[Records]
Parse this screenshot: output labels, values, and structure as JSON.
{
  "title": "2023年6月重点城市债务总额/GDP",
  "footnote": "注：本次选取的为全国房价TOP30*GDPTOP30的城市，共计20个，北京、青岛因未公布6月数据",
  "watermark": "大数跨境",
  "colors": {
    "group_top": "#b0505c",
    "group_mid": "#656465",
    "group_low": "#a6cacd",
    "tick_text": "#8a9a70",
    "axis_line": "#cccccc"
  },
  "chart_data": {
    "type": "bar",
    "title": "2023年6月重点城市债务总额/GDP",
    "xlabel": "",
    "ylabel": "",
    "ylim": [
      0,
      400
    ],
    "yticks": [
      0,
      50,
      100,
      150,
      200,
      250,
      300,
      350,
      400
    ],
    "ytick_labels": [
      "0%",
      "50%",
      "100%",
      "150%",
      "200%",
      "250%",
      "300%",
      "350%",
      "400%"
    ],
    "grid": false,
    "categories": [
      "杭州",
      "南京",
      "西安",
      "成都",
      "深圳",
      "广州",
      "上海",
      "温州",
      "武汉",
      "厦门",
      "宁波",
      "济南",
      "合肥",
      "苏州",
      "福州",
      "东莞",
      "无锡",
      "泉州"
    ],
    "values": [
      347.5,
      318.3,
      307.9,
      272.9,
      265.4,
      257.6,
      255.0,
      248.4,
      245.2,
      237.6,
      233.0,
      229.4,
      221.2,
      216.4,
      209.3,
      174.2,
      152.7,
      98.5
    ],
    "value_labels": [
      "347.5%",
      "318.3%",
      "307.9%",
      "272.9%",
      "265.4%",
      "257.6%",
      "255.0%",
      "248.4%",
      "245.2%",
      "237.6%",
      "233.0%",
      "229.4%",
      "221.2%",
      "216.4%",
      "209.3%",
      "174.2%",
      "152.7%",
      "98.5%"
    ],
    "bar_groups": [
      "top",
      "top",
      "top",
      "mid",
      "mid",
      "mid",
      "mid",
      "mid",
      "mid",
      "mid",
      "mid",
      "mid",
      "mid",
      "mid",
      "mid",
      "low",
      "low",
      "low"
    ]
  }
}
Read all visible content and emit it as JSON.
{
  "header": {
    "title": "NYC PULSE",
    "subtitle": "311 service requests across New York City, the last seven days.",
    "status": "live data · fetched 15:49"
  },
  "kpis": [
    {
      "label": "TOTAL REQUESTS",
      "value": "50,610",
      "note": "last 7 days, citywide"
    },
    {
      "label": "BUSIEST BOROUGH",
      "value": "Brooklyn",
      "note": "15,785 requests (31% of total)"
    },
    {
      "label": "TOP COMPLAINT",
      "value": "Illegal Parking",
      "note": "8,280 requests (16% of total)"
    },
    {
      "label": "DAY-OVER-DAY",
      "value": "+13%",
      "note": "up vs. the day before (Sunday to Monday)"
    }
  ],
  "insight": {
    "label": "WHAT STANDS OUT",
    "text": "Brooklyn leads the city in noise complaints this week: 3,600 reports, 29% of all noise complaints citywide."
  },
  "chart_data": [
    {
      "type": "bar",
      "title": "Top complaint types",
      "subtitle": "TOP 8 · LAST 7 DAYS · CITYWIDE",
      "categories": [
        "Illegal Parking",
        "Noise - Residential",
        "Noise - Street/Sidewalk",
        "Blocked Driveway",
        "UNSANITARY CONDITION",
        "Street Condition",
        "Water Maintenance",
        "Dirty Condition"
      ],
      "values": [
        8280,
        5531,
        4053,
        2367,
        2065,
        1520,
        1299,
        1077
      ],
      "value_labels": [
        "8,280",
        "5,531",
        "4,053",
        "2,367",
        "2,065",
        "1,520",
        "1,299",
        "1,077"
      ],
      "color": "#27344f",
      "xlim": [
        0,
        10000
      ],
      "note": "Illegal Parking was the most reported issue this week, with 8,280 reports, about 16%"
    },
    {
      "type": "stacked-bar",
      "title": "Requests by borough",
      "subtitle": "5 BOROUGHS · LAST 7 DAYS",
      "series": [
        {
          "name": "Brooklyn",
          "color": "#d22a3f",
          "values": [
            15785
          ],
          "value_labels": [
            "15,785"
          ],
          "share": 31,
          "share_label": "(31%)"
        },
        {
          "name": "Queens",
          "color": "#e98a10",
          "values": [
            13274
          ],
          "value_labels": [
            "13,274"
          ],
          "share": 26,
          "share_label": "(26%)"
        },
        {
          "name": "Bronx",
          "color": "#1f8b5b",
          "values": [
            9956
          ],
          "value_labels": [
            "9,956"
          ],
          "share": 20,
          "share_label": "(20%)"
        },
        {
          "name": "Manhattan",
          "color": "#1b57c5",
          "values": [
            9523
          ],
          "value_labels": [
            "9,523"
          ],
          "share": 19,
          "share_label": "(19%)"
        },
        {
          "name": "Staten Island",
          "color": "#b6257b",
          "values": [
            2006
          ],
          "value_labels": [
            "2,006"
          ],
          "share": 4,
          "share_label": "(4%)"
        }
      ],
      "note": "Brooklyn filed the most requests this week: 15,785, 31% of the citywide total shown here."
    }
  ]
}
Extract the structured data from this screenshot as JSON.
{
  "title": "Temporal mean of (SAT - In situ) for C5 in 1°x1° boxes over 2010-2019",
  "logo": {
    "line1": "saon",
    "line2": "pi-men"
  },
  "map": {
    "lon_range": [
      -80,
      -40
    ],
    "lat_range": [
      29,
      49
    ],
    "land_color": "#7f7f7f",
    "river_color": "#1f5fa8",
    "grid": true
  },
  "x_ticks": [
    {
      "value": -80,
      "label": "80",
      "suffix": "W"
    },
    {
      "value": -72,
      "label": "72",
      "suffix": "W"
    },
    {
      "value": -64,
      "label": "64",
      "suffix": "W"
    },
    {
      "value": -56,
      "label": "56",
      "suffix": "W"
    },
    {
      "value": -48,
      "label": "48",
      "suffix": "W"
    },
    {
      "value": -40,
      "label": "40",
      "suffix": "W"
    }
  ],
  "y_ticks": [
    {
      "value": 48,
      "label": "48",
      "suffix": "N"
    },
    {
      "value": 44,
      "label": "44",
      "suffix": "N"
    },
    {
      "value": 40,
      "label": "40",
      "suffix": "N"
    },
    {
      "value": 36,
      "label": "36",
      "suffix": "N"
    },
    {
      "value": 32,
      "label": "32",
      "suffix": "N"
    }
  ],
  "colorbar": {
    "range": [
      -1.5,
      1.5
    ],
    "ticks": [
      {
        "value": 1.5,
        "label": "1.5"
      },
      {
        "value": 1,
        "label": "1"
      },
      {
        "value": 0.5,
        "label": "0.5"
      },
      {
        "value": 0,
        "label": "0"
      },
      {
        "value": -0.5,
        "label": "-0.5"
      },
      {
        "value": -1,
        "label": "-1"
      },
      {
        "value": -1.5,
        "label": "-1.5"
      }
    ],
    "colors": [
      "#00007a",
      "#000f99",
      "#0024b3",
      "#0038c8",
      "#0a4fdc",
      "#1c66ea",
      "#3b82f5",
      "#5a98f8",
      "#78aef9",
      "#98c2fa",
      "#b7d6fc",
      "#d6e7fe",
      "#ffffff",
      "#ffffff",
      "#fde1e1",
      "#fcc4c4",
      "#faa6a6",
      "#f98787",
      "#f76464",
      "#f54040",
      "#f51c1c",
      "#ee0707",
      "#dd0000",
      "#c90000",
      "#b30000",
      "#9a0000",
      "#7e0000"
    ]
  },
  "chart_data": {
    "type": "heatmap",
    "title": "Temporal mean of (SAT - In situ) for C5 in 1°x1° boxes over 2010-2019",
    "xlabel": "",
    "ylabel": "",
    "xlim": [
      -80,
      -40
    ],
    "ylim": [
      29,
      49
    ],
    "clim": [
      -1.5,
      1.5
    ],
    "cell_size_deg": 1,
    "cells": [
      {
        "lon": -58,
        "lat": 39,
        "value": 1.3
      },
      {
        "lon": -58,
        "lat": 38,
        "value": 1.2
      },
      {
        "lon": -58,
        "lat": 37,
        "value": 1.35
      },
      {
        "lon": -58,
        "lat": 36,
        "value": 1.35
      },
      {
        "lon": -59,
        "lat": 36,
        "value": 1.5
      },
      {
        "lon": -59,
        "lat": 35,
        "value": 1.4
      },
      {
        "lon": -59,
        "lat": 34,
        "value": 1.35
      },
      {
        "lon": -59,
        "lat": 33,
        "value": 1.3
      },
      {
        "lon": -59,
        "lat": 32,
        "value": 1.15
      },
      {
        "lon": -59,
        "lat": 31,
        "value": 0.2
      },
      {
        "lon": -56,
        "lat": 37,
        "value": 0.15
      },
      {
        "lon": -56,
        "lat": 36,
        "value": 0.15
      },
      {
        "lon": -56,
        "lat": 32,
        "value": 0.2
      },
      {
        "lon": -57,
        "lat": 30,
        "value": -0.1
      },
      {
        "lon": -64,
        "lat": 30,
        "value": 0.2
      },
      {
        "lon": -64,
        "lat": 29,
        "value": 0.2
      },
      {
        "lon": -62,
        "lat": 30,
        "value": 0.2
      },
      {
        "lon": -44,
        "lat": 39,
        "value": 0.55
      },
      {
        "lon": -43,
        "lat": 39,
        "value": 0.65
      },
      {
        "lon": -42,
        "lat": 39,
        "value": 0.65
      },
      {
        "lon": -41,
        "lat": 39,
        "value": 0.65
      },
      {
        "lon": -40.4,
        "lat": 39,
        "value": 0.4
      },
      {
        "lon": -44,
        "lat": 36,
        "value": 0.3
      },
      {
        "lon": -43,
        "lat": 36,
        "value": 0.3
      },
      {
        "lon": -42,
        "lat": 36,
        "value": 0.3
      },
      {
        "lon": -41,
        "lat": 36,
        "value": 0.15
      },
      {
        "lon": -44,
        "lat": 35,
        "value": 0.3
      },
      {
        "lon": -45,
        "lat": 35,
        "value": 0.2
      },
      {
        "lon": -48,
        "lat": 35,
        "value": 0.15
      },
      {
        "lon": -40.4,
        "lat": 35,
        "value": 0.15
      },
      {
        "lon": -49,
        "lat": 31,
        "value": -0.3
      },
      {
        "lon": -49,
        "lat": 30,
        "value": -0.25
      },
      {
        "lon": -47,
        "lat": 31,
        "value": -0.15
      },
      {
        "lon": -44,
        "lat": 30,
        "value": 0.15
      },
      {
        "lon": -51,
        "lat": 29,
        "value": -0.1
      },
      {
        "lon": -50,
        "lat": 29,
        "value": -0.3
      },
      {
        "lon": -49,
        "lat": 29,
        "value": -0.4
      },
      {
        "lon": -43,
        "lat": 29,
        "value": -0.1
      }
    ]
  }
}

TASK TO CARRY OUT: Report back each line of the entries that holds the string "mean".

RESULT:
  "title": "Temporal mean of (SAT - In situ) for C5 in 1°x1° boxes over 2010-2019",
    "title": "Temporal mean of (SAT - In situ) for C5 in 1°x1° boxes over 2010-2019",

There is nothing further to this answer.